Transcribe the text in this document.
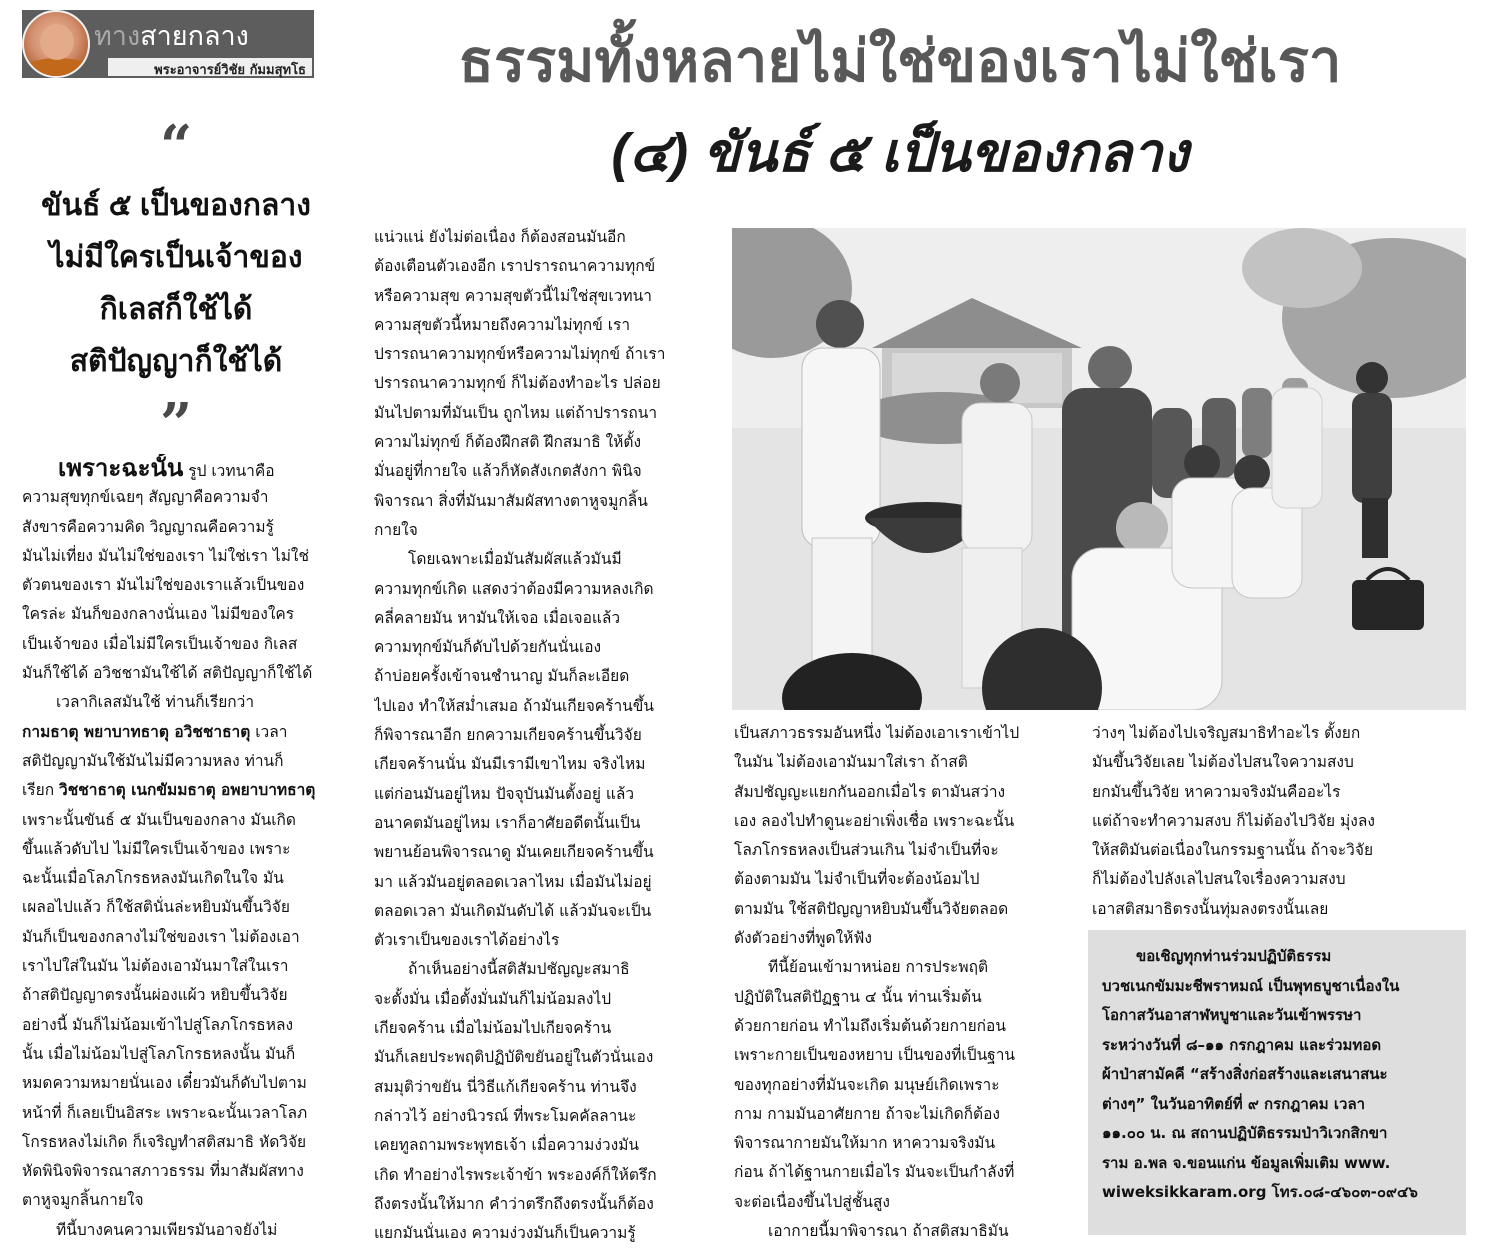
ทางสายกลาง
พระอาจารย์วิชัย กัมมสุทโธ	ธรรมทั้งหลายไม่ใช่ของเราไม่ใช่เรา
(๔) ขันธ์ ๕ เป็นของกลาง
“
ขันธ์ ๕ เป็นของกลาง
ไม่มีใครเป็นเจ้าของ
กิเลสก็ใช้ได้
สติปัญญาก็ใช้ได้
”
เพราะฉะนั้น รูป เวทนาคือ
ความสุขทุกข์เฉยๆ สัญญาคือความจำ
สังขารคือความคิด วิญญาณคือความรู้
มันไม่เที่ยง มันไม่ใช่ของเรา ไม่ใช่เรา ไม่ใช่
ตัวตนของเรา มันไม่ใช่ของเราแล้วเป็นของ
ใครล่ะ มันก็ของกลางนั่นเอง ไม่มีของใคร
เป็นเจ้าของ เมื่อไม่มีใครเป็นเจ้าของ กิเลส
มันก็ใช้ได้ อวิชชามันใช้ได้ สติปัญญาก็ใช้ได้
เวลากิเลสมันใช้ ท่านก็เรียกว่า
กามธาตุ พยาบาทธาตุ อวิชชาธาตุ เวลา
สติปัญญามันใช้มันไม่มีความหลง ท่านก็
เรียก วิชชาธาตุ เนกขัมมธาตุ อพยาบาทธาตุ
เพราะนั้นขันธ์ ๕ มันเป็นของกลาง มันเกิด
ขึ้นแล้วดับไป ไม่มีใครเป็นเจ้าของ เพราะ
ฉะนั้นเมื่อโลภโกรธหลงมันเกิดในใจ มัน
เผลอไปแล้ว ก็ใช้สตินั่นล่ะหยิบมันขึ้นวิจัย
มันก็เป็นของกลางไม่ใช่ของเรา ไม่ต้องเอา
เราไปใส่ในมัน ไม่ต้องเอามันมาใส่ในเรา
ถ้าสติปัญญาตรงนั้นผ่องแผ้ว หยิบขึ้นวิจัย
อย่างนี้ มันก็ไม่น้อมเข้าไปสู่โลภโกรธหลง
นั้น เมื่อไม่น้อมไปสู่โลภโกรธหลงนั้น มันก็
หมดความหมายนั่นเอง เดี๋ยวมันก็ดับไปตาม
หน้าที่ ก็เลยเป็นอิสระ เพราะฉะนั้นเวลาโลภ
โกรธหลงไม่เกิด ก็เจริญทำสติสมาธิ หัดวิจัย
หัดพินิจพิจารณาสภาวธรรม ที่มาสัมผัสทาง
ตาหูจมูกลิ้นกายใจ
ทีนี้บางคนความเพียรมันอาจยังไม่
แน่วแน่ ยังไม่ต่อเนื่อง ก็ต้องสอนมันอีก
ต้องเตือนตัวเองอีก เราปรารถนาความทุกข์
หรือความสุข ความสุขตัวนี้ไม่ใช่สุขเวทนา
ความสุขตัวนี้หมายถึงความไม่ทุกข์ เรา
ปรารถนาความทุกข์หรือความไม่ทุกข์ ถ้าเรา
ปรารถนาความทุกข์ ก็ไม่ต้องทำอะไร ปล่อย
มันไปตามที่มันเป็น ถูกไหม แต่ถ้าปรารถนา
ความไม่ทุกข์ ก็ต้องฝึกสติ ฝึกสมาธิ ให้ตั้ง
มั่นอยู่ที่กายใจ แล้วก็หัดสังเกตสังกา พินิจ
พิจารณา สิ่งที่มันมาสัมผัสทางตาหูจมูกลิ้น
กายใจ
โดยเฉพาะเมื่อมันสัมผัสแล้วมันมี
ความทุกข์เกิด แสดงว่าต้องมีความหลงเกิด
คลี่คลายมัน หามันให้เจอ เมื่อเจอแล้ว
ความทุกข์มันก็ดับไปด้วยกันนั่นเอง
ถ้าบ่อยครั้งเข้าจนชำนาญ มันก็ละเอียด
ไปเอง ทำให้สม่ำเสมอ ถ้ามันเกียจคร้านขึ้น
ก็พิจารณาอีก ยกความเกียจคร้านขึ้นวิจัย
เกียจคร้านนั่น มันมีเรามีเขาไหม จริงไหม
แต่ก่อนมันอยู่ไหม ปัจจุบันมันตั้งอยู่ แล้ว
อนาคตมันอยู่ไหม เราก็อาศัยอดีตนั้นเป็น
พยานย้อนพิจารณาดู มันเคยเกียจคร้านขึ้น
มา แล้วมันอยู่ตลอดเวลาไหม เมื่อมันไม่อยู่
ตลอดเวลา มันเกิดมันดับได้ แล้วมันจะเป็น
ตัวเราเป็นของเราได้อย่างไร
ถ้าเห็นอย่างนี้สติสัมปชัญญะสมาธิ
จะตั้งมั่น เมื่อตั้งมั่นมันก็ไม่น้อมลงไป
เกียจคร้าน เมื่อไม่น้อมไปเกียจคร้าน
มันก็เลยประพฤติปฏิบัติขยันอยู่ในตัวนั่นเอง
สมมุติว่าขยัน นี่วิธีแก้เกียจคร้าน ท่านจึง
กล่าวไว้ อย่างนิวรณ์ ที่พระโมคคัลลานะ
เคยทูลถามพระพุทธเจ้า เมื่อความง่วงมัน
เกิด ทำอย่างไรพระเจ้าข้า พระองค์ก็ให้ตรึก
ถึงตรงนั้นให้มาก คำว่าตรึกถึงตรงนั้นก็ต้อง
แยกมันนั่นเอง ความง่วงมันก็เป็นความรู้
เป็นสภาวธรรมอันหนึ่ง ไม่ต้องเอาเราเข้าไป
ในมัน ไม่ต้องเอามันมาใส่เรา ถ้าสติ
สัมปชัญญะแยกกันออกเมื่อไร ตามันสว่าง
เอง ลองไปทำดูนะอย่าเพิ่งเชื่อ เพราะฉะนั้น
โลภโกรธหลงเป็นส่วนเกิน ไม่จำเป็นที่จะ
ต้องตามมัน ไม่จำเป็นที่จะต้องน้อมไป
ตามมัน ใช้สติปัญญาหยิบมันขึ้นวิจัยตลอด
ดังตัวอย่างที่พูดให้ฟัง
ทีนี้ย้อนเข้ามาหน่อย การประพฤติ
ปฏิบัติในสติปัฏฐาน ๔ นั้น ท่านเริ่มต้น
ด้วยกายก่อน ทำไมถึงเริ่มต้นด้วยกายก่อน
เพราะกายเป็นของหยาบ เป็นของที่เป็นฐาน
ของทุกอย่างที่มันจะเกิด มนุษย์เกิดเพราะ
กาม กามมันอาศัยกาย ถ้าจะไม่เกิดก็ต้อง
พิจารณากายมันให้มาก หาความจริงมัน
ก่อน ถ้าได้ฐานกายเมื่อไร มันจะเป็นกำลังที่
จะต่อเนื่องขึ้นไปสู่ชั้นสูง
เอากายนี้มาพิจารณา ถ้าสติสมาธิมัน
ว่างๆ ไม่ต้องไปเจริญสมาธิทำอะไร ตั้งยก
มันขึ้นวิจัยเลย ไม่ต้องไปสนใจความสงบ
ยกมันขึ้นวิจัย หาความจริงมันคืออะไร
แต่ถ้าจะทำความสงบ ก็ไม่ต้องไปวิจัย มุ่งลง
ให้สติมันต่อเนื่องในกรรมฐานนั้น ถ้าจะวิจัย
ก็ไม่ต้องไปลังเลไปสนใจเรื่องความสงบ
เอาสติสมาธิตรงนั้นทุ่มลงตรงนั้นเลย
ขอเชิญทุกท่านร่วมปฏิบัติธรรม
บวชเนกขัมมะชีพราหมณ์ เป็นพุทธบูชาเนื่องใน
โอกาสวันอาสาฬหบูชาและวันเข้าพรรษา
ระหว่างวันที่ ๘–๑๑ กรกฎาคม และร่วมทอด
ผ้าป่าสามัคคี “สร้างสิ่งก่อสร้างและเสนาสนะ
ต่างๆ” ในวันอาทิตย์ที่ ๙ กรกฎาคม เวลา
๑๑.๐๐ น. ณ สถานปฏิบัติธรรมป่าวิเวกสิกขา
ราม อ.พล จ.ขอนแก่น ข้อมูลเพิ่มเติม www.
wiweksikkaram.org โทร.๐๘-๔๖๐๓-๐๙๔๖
○ ○ ○ ○ ○ ○ ○
▸ REQUIRED WORK:
Read the data above. Pull out each line in which the string "ชชาธาต" appears.

▸ RESPONSE TO THE EXERCISE:
กามธาตุ พยาบาทธาตุ อวิชชาธาตุ เวลา
เรียก วิชชาธาตุ เนกขัมมธาตุ อพยาบาทธาตุ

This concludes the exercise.